(RECORDS TO USE)
--- --- ---
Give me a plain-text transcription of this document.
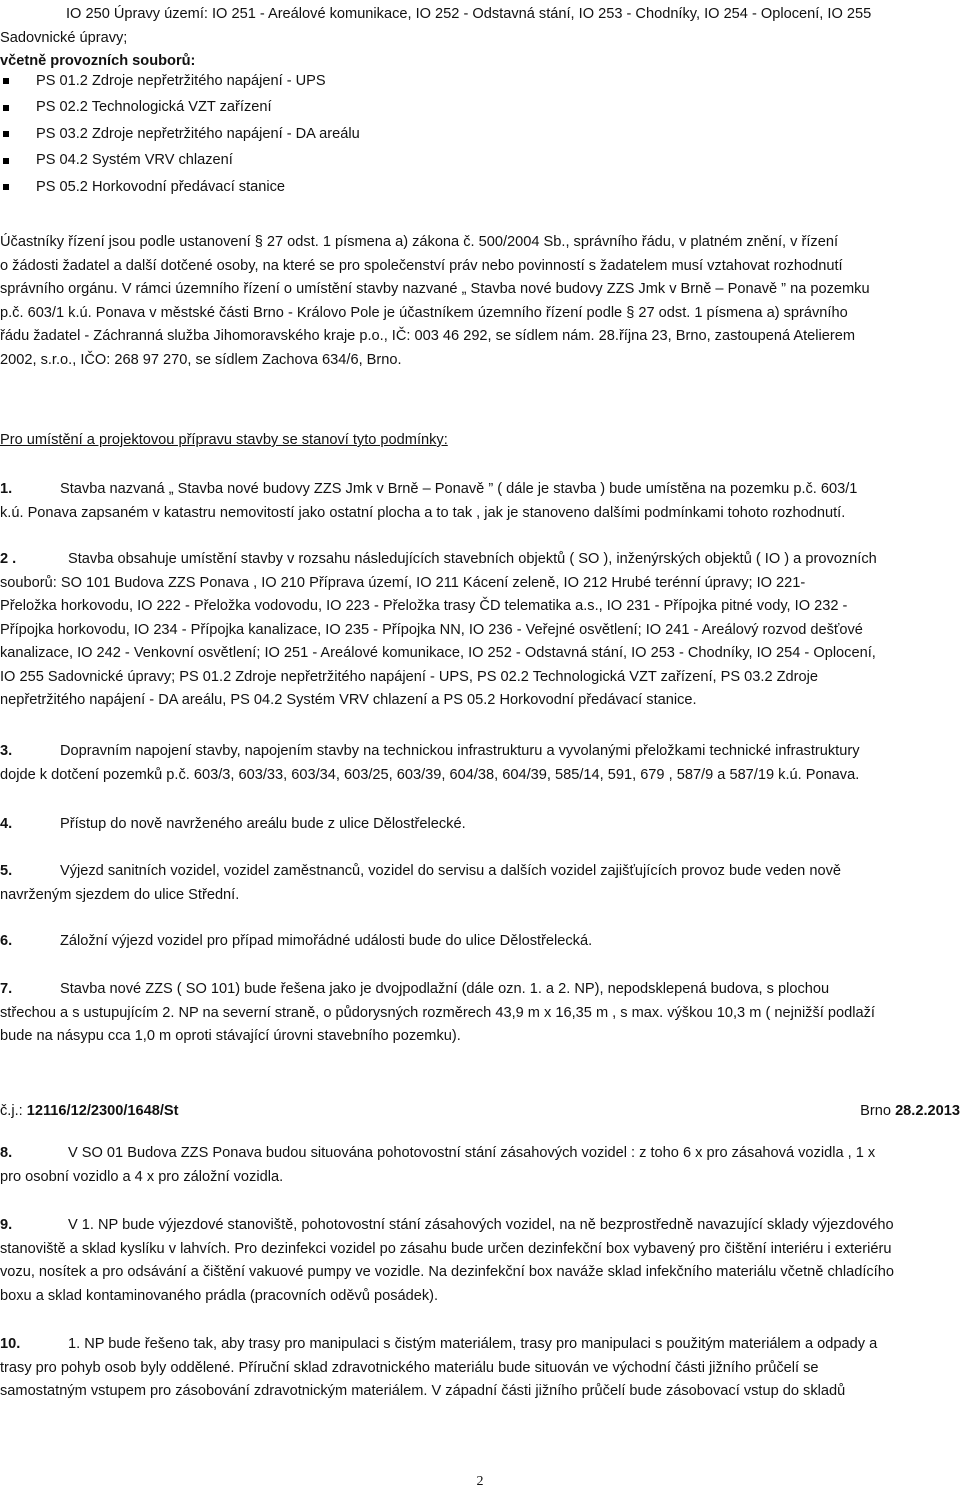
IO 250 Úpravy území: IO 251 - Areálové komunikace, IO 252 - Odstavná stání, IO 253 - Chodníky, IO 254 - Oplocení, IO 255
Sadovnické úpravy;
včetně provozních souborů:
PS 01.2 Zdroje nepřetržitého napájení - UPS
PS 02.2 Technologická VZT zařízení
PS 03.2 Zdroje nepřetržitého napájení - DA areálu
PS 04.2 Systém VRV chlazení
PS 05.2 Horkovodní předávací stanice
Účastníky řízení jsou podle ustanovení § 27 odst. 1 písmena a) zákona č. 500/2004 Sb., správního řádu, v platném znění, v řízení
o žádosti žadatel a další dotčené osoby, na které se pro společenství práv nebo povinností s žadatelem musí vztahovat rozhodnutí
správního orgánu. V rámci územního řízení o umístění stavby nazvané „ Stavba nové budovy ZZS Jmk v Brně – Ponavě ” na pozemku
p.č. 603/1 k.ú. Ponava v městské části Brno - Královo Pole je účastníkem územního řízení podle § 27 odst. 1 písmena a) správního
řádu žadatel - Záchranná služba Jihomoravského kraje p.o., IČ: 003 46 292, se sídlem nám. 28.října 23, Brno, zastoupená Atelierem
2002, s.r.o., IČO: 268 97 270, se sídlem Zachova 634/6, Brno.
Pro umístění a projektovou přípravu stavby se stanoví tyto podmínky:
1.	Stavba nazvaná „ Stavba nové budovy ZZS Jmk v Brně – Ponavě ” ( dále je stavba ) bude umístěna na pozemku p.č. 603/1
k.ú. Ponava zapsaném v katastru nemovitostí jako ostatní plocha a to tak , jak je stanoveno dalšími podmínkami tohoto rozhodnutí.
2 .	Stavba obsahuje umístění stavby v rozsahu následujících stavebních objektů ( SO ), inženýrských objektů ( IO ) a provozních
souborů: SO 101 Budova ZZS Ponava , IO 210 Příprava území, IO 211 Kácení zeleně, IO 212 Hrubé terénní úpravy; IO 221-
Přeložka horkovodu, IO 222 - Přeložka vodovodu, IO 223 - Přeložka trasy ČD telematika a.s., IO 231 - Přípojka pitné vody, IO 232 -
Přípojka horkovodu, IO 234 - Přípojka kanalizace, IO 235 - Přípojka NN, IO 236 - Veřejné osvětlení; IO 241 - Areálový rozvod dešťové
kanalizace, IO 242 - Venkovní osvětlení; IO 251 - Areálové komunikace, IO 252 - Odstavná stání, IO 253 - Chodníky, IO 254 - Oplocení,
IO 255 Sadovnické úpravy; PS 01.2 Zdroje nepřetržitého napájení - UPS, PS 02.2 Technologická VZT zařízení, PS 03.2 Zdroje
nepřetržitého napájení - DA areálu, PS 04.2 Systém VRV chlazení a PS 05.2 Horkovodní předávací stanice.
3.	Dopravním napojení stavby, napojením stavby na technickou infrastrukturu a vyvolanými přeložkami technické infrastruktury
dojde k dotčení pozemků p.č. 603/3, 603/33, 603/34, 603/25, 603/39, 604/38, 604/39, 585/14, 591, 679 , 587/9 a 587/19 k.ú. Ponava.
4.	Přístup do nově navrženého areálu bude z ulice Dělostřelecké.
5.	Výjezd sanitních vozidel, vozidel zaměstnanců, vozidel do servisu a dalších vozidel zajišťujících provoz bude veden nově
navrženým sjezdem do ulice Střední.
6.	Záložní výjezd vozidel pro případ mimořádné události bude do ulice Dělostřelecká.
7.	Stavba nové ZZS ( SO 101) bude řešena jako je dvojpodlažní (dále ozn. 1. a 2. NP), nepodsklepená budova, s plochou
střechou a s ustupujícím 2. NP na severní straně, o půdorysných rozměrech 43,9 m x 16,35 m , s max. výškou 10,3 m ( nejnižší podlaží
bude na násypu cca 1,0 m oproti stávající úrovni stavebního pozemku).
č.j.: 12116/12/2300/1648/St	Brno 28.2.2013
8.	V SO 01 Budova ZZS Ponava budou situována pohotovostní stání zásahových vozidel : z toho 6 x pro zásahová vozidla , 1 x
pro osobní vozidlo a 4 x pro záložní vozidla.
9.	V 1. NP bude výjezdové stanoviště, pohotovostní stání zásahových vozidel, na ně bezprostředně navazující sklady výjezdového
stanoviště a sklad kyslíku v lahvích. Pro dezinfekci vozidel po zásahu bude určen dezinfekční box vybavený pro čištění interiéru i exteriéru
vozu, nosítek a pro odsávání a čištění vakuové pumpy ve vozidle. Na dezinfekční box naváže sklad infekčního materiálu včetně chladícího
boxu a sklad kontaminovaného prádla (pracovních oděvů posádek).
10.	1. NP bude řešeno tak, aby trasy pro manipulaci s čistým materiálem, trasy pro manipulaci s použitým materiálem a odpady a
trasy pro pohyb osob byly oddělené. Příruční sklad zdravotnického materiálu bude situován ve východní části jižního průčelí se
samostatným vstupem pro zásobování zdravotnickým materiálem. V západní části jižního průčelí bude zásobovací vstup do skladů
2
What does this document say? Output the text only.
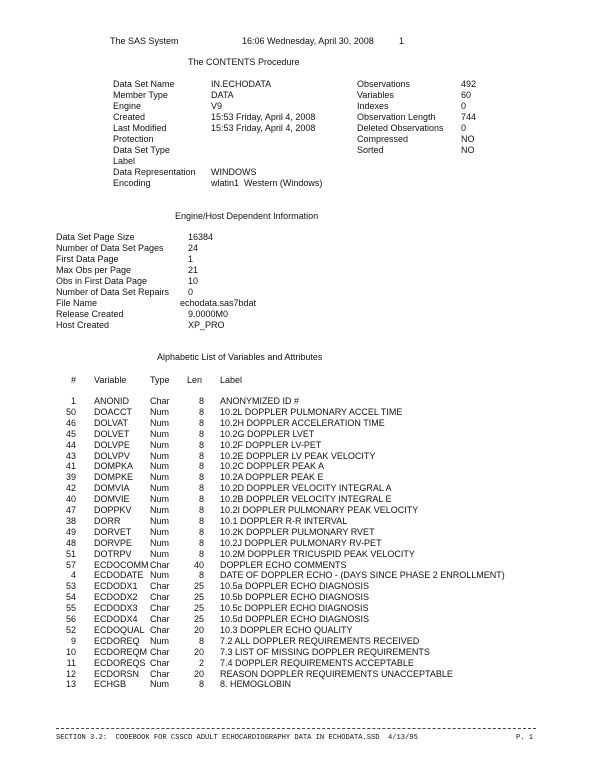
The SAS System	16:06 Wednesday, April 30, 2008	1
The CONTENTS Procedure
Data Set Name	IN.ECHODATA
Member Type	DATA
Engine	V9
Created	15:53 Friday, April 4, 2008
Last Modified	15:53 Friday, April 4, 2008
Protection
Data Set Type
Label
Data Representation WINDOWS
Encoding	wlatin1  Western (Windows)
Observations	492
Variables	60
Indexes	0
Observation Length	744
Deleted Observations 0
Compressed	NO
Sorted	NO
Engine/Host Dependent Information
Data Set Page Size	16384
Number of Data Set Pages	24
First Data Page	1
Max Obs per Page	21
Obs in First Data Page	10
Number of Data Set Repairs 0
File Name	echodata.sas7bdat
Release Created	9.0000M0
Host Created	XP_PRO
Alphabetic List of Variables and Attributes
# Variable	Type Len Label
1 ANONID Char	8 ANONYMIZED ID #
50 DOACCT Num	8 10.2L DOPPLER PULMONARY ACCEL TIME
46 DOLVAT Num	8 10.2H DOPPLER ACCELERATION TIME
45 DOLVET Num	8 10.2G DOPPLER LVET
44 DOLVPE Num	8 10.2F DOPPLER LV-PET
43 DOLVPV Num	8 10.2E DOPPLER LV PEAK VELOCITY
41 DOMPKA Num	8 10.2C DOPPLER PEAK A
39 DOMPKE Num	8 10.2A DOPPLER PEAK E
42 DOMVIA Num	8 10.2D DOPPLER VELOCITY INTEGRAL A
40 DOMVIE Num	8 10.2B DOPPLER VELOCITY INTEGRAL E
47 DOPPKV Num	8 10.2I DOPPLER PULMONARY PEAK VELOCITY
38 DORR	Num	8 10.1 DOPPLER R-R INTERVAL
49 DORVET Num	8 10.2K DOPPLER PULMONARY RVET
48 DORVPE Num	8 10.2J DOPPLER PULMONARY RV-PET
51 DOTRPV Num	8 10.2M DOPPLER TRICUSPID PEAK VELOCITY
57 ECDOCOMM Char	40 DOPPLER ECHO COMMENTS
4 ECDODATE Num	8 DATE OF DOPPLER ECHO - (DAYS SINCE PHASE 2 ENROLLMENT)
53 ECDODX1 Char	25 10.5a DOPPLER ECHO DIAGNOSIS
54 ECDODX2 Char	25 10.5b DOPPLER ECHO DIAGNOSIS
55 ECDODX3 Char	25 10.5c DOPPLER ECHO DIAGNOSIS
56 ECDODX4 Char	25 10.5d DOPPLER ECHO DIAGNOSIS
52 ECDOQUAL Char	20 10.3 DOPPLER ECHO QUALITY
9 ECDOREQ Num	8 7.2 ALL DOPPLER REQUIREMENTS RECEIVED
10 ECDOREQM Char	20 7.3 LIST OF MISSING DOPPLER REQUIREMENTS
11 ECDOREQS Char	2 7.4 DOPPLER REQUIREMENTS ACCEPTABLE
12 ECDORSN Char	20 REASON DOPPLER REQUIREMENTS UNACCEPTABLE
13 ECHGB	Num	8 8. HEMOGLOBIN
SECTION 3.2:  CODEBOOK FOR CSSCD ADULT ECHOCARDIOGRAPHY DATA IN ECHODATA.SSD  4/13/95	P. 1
--- --- ---
(AIM) Of all the lines above, how many contain the word "Host"? Give the number and nothing else.

(RESULT) 2